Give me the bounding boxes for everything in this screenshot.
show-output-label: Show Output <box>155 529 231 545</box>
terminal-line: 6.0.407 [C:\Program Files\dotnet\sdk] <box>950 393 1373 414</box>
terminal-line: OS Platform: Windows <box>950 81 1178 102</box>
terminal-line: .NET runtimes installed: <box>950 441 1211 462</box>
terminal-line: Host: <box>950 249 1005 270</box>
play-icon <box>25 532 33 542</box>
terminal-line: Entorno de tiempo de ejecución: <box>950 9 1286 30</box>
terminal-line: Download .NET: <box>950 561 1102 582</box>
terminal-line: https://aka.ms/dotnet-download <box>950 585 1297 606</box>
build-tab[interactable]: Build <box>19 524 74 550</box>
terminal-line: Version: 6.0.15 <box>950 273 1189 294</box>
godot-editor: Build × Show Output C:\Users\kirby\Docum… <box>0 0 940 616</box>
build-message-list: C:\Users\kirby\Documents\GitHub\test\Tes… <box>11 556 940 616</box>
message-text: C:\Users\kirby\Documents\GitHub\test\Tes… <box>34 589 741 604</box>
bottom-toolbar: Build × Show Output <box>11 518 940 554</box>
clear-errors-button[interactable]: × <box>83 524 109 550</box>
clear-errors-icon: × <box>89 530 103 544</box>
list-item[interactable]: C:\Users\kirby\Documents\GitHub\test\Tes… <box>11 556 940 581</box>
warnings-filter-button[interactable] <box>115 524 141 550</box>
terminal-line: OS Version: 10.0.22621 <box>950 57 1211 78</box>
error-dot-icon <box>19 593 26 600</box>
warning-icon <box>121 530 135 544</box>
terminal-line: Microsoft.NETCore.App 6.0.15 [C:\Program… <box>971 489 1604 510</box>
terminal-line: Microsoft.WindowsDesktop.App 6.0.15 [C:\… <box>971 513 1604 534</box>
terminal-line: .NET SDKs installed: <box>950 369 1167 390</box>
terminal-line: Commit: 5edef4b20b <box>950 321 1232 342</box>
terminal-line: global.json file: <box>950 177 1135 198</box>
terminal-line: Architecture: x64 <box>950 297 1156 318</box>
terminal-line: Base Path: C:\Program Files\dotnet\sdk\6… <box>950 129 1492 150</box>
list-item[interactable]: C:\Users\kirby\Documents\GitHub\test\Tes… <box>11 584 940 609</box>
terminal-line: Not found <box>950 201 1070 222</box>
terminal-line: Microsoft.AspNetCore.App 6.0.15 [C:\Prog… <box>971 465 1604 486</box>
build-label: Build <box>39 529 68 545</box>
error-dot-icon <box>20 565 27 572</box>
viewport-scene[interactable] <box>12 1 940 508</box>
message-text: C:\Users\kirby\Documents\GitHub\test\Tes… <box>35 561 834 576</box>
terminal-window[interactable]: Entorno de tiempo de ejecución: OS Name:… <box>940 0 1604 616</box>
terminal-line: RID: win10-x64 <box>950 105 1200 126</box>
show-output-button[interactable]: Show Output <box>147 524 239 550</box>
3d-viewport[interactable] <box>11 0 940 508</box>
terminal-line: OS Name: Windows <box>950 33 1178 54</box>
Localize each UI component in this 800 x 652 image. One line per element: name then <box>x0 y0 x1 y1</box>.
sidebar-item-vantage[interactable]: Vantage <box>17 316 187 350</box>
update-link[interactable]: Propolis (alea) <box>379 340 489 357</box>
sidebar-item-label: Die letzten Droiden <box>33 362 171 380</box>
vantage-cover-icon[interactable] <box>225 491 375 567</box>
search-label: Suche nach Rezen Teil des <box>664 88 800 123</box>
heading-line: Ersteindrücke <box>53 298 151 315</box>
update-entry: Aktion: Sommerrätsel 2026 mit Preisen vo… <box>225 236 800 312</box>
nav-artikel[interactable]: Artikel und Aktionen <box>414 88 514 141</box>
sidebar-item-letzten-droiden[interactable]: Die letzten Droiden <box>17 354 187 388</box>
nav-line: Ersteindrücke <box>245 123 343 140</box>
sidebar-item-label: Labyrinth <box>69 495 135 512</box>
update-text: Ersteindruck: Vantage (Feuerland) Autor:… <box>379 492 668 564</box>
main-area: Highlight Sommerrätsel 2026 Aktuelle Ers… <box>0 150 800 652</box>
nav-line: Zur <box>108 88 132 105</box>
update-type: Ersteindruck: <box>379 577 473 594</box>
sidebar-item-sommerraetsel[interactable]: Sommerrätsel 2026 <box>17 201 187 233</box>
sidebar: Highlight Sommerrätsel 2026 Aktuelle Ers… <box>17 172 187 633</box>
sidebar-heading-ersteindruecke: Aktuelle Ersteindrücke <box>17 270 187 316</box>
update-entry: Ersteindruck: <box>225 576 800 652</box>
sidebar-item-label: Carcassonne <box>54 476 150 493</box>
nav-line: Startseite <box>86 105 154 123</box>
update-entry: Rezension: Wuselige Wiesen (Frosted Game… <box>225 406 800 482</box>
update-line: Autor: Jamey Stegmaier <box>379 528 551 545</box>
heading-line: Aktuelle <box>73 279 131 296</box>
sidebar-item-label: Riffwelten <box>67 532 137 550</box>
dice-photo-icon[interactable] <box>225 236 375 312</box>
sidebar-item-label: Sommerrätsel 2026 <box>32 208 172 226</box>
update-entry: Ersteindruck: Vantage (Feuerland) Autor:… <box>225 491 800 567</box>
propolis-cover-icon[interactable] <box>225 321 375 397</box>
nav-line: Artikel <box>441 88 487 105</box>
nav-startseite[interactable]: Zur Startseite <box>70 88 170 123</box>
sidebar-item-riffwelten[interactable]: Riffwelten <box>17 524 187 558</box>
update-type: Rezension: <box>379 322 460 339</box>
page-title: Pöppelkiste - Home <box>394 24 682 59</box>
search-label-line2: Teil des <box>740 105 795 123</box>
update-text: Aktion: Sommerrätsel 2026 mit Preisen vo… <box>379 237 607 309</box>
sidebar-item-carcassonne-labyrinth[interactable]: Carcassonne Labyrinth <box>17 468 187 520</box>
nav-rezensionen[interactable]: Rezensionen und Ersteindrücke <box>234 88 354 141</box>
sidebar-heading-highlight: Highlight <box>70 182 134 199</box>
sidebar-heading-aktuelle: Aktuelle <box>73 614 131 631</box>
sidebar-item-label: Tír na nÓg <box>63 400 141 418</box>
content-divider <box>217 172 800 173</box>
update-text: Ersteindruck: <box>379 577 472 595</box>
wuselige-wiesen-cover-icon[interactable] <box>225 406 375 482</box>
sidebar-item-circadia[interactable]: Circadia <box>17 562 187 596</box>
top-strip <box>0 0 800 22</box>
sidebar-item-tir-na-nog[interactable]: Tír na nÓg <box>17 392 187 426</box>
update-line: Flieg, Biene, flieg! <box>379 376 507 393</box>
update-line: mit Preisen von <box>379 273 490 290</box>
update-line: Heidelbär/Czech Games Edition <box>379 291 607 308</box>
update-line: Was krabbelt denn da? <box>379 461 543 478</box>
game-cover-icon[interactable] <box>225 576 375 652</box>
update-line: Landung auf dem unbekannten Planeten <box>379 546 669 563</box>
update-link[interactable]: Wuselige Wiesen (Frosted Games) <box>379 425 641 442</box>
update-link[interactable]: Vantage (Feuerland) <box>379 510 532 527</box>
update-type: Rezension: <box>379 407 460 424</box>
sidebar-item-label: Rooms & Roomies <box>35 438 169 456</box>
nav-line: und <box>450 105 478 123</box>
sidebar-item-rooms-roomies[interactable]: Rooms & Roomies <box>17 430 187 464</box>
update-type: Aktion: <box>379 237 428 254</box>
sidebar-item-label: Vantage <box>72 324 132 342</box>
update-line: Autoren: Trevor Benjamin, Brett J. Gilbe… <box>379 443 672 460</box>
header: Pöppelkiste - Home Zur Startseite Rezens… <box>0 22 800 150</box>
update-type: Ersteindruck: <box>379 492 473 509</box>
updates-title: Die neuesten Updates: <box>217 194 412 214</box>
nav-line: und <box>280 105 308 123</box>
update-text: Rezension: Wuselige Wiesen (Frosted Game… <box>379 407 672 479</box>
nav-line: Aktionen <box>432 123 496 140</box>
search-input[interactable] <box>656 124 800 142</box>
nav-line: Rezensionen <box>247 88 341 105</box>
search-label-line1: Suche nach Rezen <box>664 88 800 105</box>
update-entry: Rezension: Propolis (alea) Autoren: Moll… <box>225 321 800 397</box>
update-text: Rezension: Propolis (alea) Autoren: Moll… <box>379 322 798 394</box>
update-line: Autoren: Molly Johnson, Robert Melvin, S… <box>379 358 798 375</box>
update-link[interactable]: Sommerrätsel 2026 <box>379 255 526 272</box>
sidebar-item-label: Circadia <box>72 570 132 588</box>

* [TASK STATEMENT]: Can you write out the records above from their first line through the line that contains "terminal-line: https://aka.ms/dotnet-download <box>950", unchanged?

* [EXERCISE RESULT]:
Give me the bounding boxes for everything in this screenshot.
show-output-label: Show Output <box>155 529 231 545</box>
terminal-line: 6.0.407 [C:\Program Files\dotnet\sdk] <box>950 393 1373 414</box>
terminal-line: OS Platform: Windows <box>950 81 1178 102</box>
terminal-line: .NET runtimes installed: <box>950 441 1211 462</box>
terminal-line: Host: <box>950 249 1005 270</box>
play-icon <box>25 532 33 542</box>
terminal-line: Entorno de tiempo de ejecución: <box>950 9 1286 30</box>
terminal-line: Download .NET: <box>950 561 1102 582</box>
terminal-line: https://aka.ms/dotnet-download <box>950 585 1297 606</box>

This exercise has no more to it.